Begin RECORD EXTRACTS

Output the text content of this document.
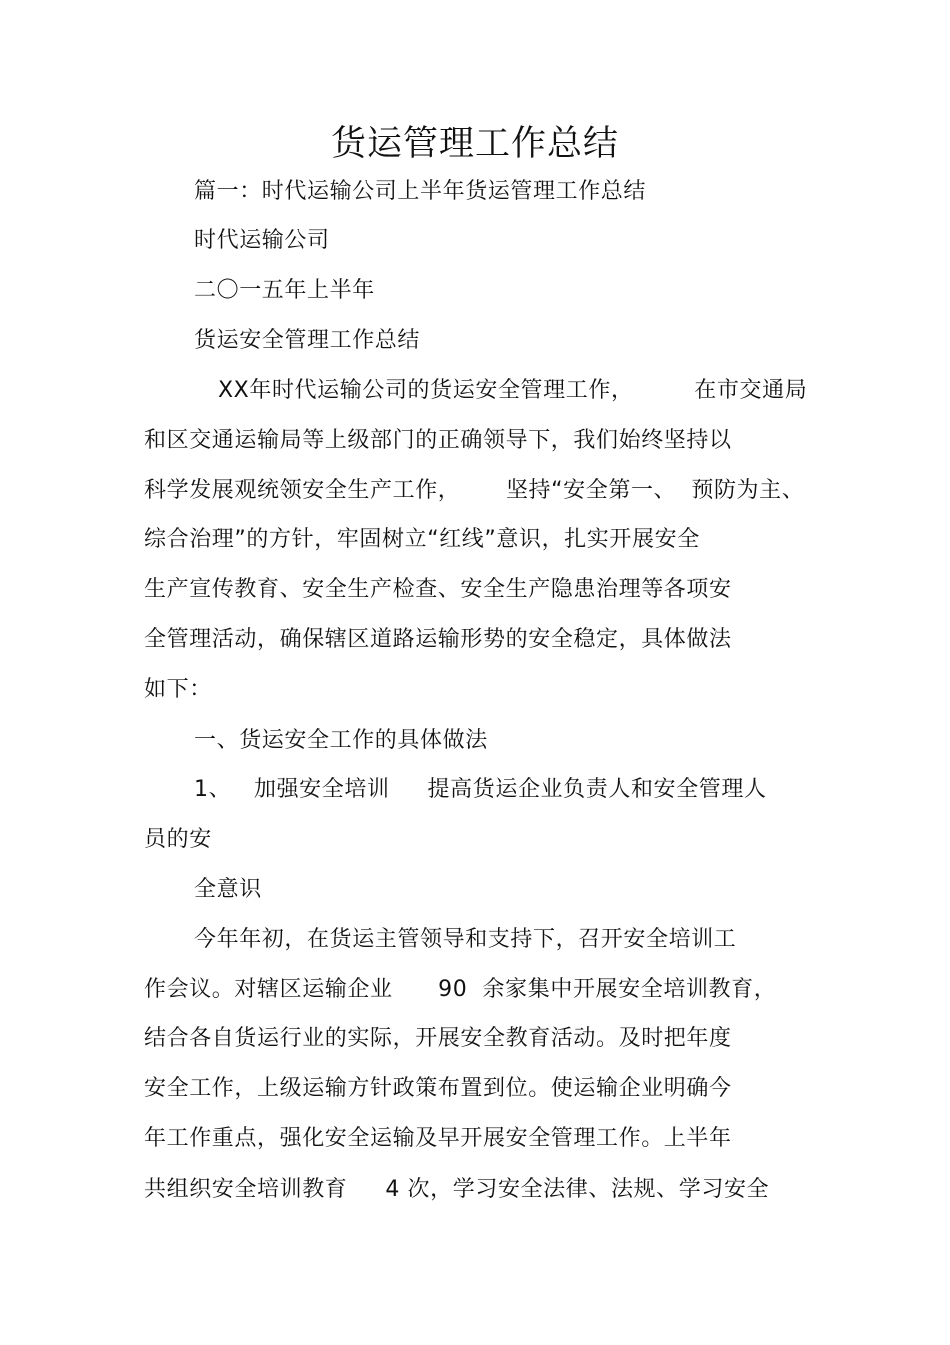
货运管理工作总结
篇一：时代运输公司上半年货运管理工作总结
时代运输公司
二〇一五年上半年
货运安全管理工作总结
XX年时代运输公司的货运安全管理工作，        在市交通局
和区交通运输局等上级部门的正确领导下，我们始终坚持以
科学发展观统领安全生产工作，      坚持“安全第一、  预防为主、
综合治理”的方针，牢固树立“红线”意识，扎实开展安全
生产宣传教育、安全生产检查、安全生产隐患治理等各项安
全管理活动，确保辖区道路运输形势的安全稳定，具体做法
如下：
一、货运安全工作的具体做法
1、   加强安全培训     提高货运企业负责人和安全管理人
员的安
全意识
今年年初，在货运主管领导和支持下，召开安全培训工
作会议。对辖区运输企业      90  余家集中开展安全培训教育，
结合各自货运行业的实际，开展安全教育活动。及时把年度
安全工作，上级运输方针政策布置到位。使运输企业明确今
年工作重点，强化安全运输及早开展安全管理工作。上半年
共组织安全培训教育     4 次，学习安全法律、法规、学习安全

End RECORD EXTRACTS
Begin RECORD EXTRACTS

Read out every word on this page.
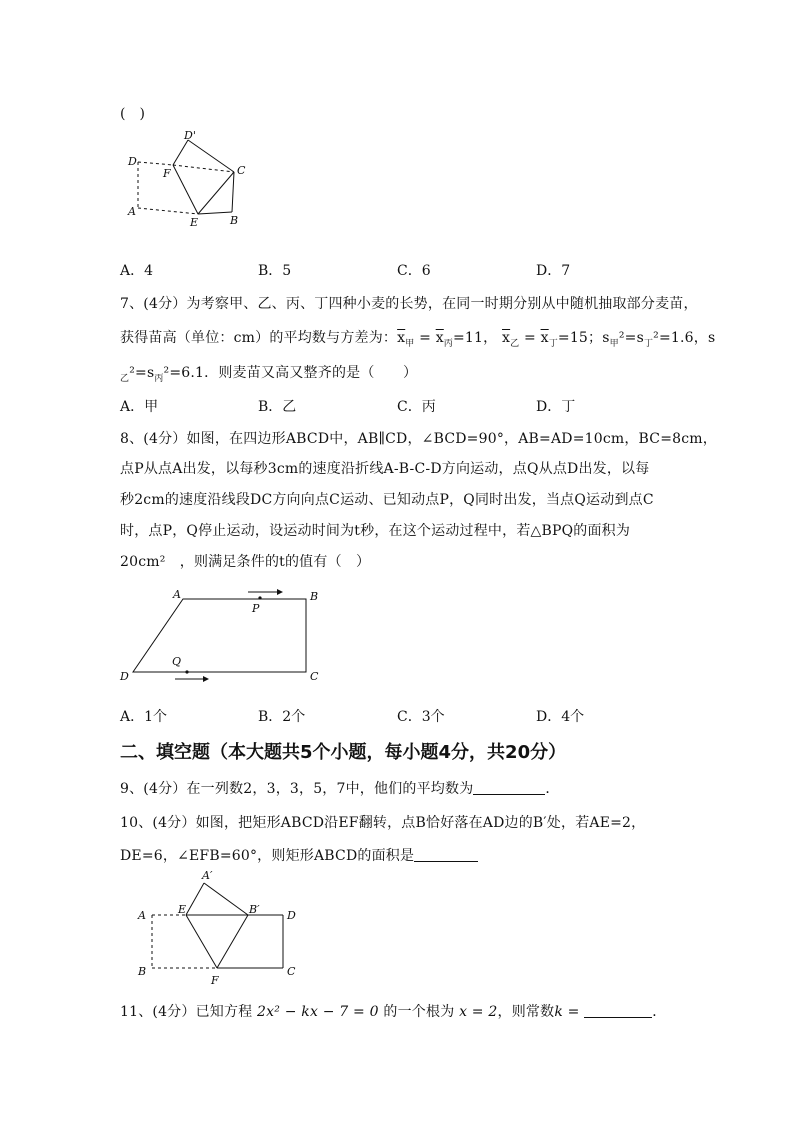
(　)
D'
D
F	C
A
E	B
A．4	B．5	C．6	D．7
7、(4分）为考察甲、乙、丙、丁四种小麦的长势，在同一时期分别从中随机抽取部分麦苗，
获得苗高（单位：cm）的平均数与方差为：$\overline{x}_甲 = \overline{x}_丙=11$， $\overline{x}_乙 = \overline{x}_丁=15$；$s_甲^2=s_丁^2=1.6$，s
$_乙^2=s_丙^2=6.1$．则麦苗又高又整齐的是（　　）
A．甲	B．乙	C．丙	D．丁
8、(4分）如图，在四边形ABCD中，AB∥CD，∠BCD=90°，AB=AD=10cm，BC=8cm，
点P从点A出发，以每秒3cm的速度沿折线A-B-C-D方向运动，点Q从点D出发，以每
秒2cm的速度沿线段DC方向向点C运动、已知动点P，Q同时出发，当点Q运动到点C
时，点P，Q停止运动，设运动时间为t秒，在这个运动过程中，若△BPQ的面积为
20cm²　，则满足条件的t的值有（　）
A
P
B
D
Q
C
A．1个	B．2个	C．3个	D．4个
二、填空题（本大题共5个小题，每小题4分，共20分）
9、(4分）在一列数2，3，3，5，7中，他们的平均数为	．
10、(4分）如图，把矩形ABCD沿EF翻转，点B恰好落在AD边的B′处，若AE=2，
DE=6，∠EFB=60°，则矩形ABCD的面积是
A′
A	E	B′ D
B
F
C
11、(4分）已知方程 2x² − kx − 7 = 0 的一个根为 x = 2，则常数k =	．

End RECORD EXTRACTS

## EXERCISE AIM:
Across the records above, count the lines holding "this" and reply with that number alone.

## ANSWER FOR THE TASK:
2